## WHAT TO PRODUCE
In the data that follows, count each line holding the string "JSON"; answer with the number only.

# PROVIDED DATA start

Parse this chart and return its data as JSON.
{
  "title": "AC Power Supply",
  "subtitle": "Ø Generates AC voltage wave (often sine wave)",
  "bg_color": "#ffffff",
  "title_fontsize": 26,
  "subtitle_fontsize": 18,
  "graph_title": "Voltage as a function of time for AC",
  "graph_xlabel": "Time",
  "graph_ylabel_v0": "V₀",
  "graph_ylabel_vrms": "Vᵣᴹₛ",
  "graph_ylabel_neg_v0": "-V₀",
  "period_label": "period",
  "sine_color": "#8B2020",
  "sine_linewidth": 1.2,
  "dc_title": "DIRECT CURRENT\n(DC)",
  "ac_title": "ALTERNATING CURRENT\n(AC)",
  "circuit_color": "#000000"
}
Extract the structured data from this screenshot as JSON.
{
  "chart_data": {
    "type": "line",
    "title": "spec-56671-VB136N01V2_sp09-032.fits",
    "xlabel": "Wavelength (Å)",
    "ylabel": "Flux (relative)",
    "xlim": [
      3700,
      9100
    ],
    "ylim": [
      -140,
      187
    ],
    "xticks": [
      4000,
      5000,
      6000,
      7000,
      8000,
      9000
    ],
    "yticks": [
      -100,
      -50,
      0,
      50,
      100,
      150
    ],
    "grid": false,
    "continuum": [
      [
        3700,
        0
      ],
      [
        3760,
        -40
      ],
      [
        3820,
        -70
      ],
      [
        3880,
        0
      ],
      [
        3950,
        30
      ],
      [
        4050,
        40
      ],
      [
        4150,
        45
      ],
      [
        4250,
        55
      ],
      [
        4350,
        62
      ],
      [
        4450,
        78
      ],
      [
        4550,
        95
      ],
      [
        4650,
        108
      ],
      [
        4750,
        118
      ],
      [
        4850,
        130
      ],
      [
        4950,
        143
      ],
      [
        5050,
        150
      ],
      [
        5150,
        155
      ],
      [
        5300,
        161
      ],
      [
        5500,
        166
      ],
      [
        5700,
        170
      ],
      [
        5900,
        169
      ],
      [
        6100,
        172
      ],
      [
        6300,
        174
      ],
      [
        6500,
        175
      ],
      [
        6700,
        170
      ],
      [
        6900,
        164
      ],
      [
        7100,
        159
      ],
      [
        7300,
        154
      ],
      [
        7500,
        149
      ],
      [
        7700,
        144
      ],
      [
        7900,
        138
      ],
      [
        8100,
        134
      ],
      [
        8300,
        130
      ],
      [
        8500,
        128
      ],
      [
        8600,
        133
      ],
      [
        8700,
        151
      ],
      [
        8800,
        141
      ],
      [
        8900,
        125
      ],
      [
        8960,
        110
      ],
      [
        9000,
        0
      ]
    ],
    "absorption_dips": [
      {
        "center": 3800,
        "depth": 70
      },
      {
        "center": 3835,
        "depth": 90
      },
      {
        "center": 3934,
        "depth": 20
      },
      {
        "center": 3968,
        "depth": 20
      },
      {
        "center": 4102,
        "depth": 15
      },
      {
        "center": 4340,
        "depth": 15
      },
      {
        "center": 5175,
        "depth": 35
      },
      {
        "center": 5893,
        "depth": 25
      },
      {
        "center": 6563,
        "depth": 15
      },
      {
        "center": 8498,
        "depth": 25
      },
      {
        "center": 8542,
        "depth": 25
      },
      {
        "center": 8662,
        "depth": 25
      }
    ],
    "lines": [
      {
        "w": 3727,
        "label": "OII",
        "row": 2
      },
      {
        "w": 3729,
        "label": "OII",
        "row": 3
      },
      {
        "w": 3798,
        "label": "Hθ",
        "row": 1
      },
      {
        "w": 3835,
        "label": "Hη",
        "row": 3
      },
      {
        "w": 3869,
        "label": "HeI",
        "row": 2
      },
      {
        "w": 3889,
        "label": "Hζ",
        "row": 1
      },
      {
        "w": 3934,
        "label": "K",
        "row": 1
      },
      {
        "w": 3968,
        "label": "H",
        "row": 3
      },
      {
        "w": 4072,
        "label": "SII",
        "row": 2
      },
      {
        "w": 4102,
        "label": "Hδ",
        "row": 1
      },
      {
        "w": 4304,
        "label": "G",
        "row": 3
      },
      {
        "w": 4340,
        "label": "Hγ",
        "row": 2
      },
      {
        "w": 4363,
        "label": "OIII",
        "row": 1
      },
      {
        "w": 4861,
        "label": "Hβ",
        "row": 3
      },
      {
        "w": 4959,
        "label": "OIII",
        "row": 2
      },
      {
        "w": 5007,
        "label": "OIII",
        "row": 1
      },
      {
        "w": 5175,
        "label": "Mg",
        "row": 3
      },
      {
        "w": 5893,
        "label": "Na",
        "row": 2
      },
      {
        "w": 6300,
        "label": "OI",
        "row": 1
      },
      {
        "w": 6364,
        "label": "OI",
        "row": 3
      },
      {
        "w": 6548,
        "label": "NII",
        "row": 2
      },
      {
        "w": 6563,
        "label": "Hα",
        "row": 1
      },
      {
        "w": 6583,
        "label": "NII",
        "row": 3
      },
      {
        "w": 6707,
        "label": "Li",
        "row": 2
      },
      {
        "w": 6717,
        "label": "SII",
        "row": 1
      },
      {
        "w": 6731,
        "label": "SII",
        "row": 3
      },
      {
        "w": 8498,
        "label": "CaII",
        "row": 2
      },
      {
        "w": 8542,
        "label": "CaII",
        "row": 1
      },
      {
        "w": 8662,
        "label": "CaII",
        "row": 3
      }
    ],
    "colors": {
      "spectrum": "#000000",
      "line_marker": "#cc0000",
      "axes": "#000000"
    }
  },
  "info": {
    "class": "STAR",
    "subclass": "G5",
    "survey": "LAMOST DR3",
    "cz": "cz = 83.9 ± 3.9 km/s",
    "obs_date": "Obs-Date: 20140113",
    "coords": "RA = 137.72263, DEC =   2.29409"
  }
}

# PROVIDED DATA end

## PROBLEM SOLUTION
2